Vou nomear e ordenar assim as performances: a virtuosa, a perfeccionista e a extrovertida, e vou deixar pro leitor fazer o juízo final.

A ária faz parte da ópera Artaserse (1734), e foi escrita por Riccardo Broschi para seu irmão, o famoso castrato Farinelli. A partitura está disponível aqui:
http://imslp.org/wiki/Artaserse_%28Broschi,_Riccardo%29

Quem disse que "gosto não se discute" está equivocado: gosto se discute sim, mas não se impõe; cada um possui o direito de pensar diferente, assim como o dever de justificar seu pensamento em situações de diversidade. Só assim nos tornamos pessoas plenas. Xingue-me nos comentários.

A VIRTUOSA


Cecilia Bartoli, mezzo-soprano coloratura italiana, nesse vídeo pega da capo e surpreende na primeira cadenza sustentando uma nota por 25 segundos, brincando com ressonância e terminando em coloratura do C#6 ao F#4. Needless to say, o público vai ao delírio. O aproximar e afastar da voz, na sustentação recordista, lembra um barco oscilando. Aqui, a voz é um instrumento, assim como o violino de Paganini. Após os aplausos eufóricos, ela se diverte exibindo mais de sua pirotecnia vocal. As notas graves possuem o mesmo peso, volume e agilidade das agudas: impossível não ficar impressionado. A voz muito leve/pequena aliada a um controle quase mágico nos faz duvidar dos nossos ouvidos. A aparência muito imponente, tanto pelo grande porte físico quanto pelo olhar de águia, reforçam a sua presença de palco. É o tipo de performance de cair o queixo e pensar "será que ela é humana?". Engana-se quem pensa que, por ser italiana, teria proveito quanto ao idioma do texto: ela nem sequer se importa com o mesmo. No contexto, que é um bis apresentado ao final de um recital, ela opta pela afinação antiga, meio tom abaixo da atual. Pouco é feito em termos de nuance de dinâmica e articulação durante as coloraturas: os trinados são pouco diferenciados, e, talvez pela voz pequena e leve, tudo se resume a uma rajada de tiros. Um assassinato do fraseado. Quem precisa de fraseado quando se possui o fôlego e o apoio respiratório dos castrati, a agilidade de um raio, a extensão de uma mezzo coloratura e o fascínio de uma diva? Afinal, ninguém compra essa performance pelo fraseado ou pelas expressões sutis - isso fica pras outras.

**O que fazer**: Transcreva sem alterações a parte do trecho do documento que começa em "Vou nomear e" e vai até "Xingue-me nos comentários.", inclusive.

**Linhas fornecidas**:
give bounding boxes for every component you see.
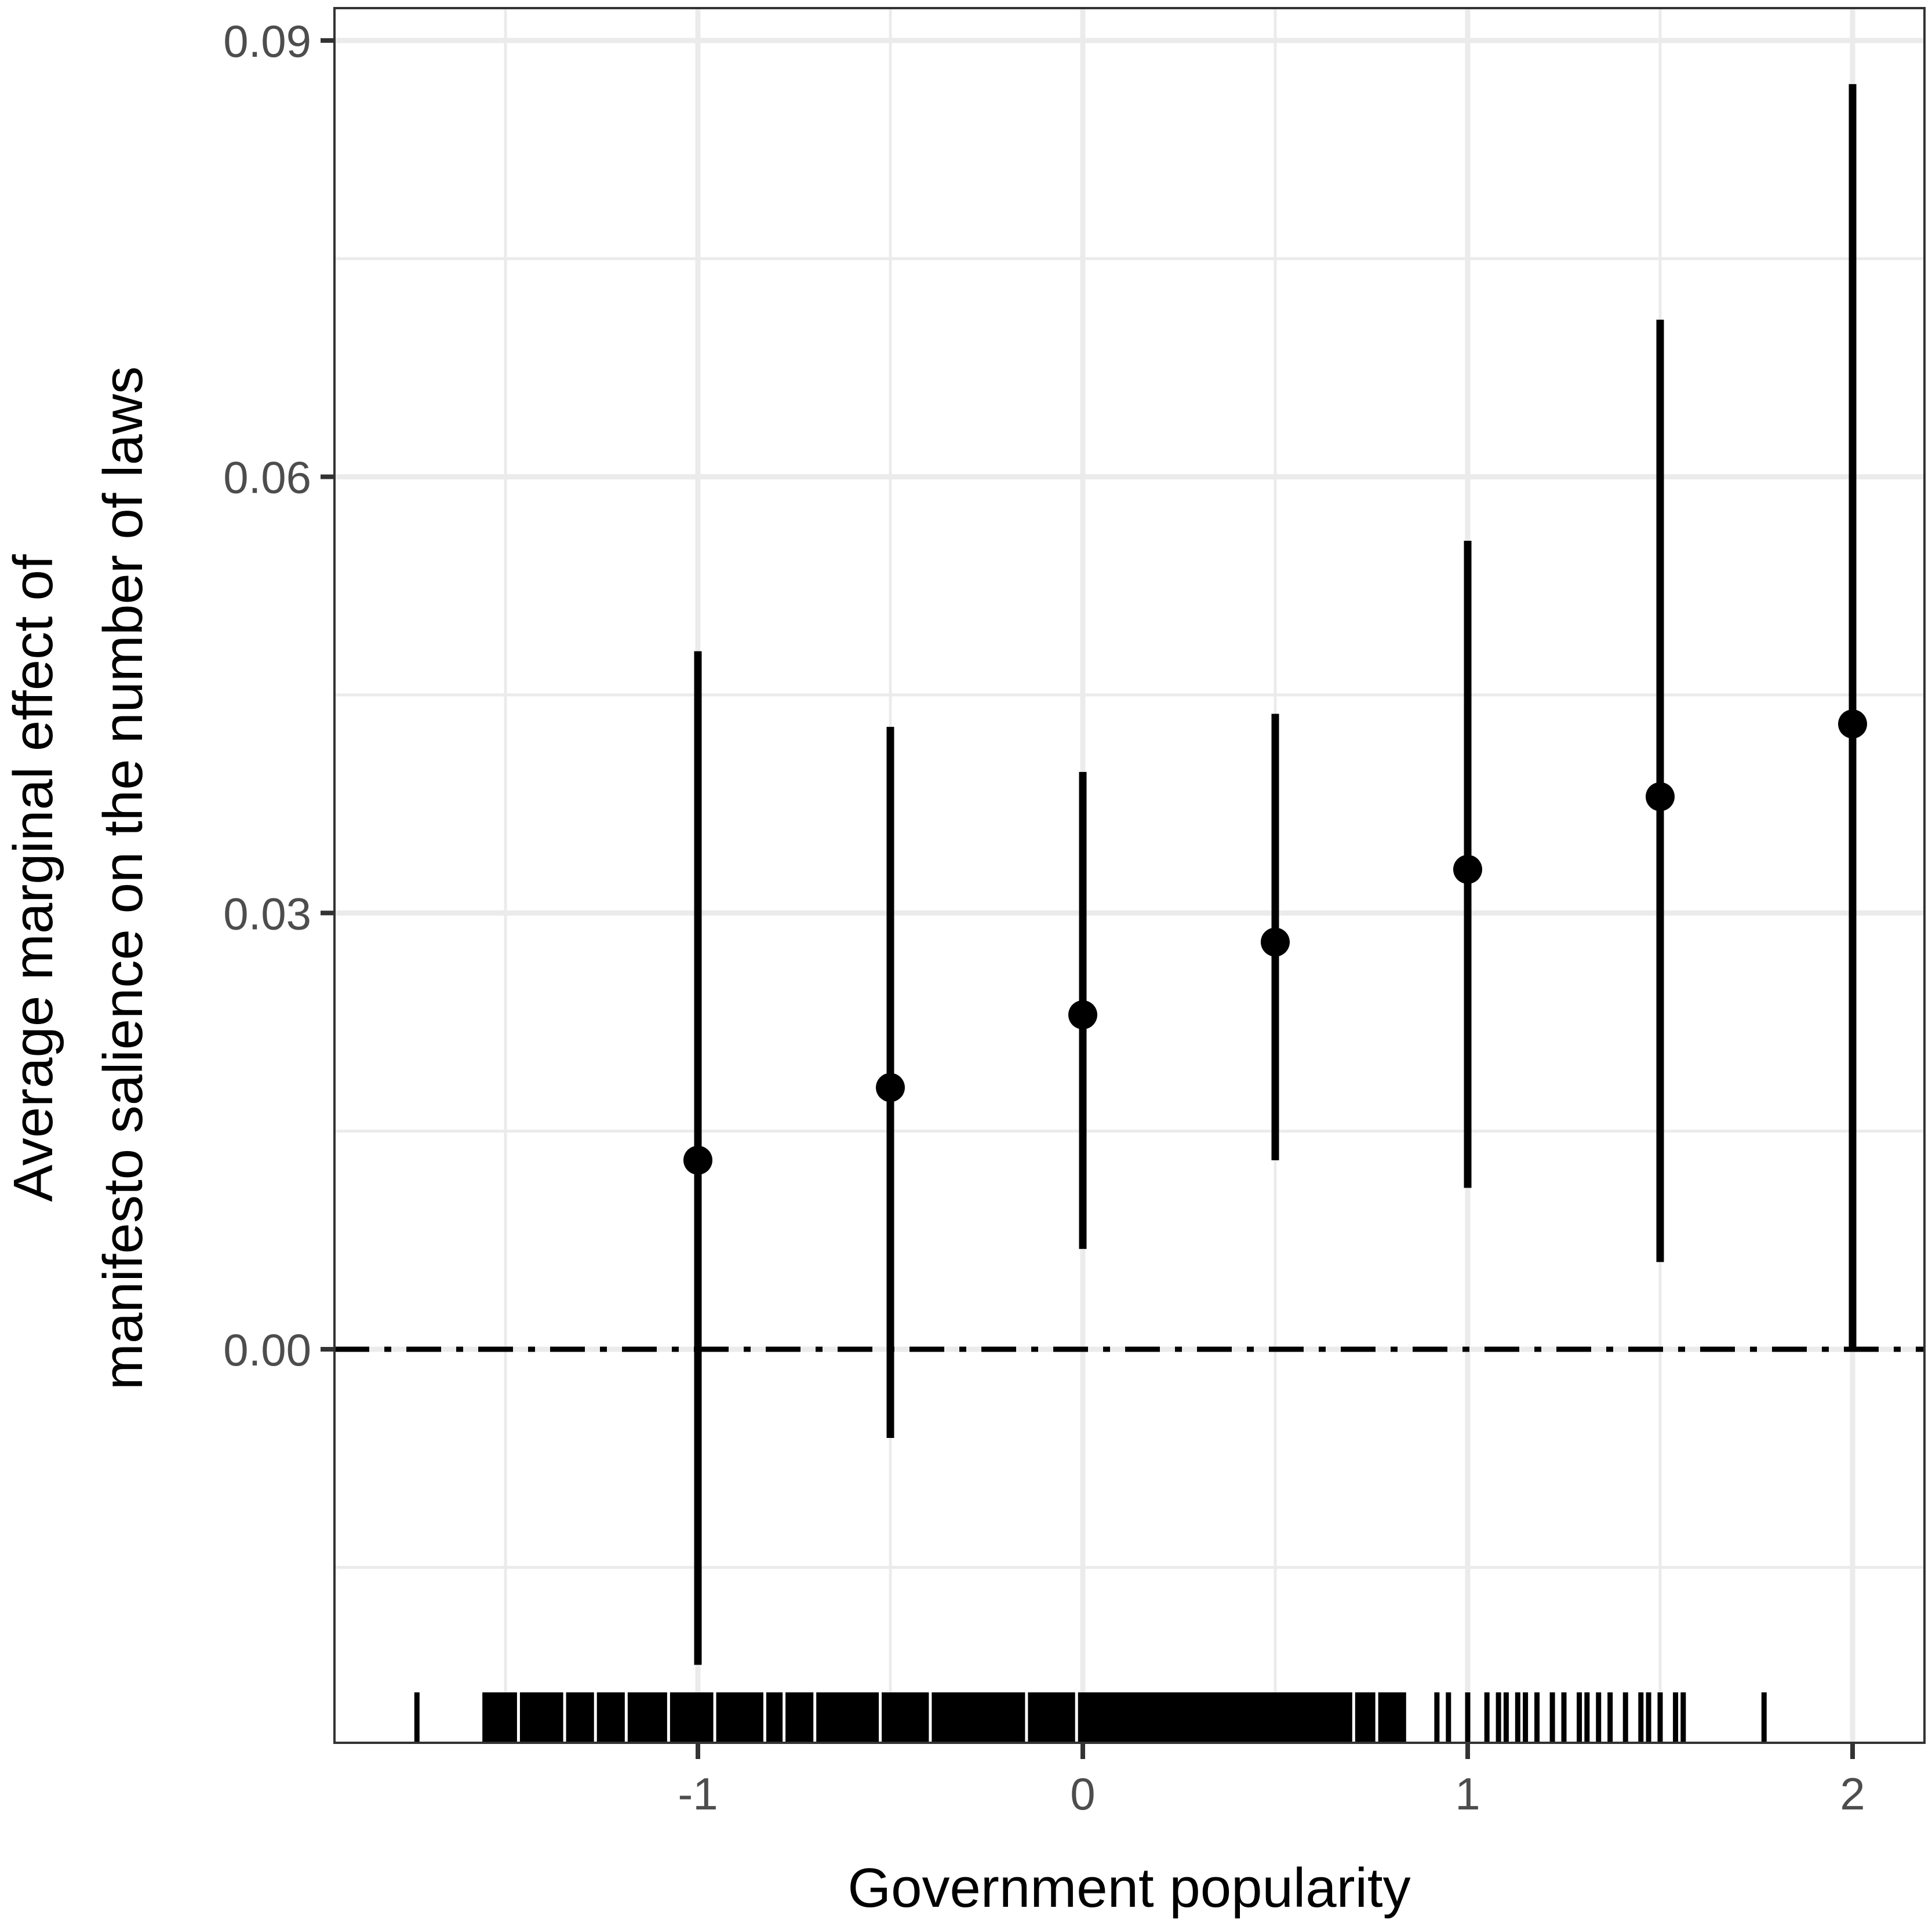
- estimate-point: [1068, 1000, 1097, 1029]
- estimate-point: [1646, 782, 1675, 811]
- y-tick-label: 0.00: [223, 1324, 311, 1375]
- y-tick-label: 0.06: [223, 452, 311, 503]
- error-bars: [683, 84, 1867, 1665]
- rug-plot: [414, 1692, 1767, 1742]
- rug-gap: [1375, 1692, 1378, 1742]
- x-tick-label: 0: [1070, 1768, 1095, 1819]
- y-tick-label: 0.09: [223, 16, 311, 67]
- estimate-point: [1453, 855, 1482, 884]
- rug-gap: [879, 1692, 882, 1742]
- x-tick-label: -1: [678, 1768, 718, 1819]
- rug-gap: [594, 1692, 597, 1742]
- rug-gap: [1352, 1692, 1355, 1742]
- estimate-point: [1838, 709, 1867, 739]
- rug-dense-block: [482, 1692, 1406, 1742]
- estimate-point: [876, 1073, 905, 1102]
- rug-gap: [1025, 1692, 1028, 1742]
- rug-gap: [624, 1692, 628, 1742]
- data-point-group: [876, 727, 905, 1439]
- data-point-group: [1838, 84, 1867, 1349]
- data-point-group: [1068, 771, 1097, 1249]
- estimate-point: [683, 1145, 712, 1175]
- x-axis-title: Government popularity: [847, 1857, 1410, 1919]
- data-point-group: [1646, 319, 1675, 1262]
- y-tick-label: 0.03: [223, 888, 311, 939]
- y-axis: 0.00 0.03 0.06 0.09: [223, 16, 334, 1375]
- rug-gap: [667, 1692, 670, 1742]
- rug-gap: [563, 1692, 566, 1742]
- data-point-group: [1453, 540, 1482, 1188]
- rug-gap: [516, 1692, 520, 1742]
- rug-gap: [1075, 1692, 1078, 1742]
- panel-border: [333, 7, 1926, 1744]
- y-axis-title: Average marginal effect of manifesto sal…: [2, 366, 154, 1390]
- rug-gap: [929, 1692, 932, 1742]
- estimate-point: [1261, 927, 1290, 957]
- data-point-group: [683, 651, 712, 1665]
- rug-gap: [783, 1692, 786, 1742]
- y-axis-title-line-2: manifesto salience on the number of laws: [92, 366, 154, 1390]
- rug-gap: [713, 1692, 716, 1742]
- rug-gap: [763, 1692, 766, 1742]
- y-axis-title-line-1: Average marginal effect of: [2, 554, 64, 1201]
- x-tick-label: 2: [1840, 1768, 1865, 1819]
- x-tick-label: 1: [1455, 1768, 1480, 1819]
- data-point-group: [1261, 713, 1290, 1160]
- rug-gap: [813, 1692, 817, 1742]
- x-axis: -1 0 1 2: [678, 1743, 1865, 1819]
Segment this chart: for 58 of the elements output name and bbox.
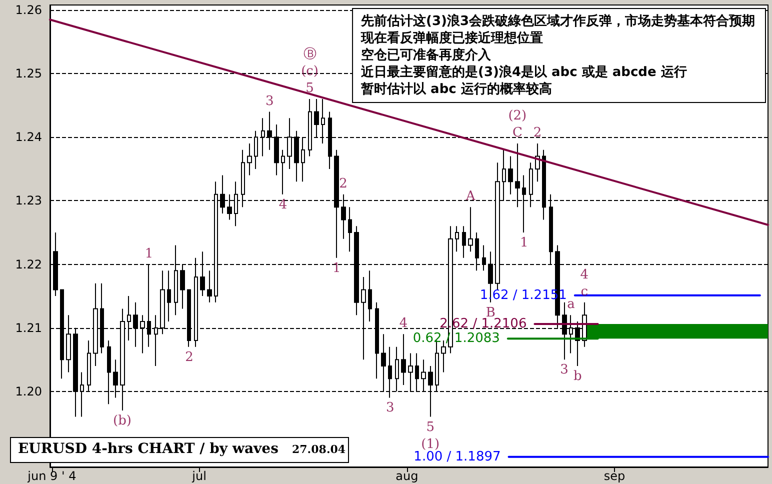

**Resultado**:
Vou nomear e ordenar assim as performances: a virtuosa, a perfeccionista e a extrovertida, e vou deixar pro leitor fazer o juízo final.

A ária faz parte da ópera Artaserse (1734), e foi escrita por Riccardo Broschi para seu irmão, o famoso castrato Farinelli. A partitura está disponível aqui:
http://imslp.org/wiki/Artaserse_%28Broschi,_Riccardo%29

Quem disse que "gosto não se discute" está equivocado: gosto se discute sim, mas não se impõe; cada um possui o direito de pensar diferente, assim como o dever de justificar seu pensamento em situações de diversidade. Só assim nos tornamos pessoas plenas. Xingue-me nos comentários.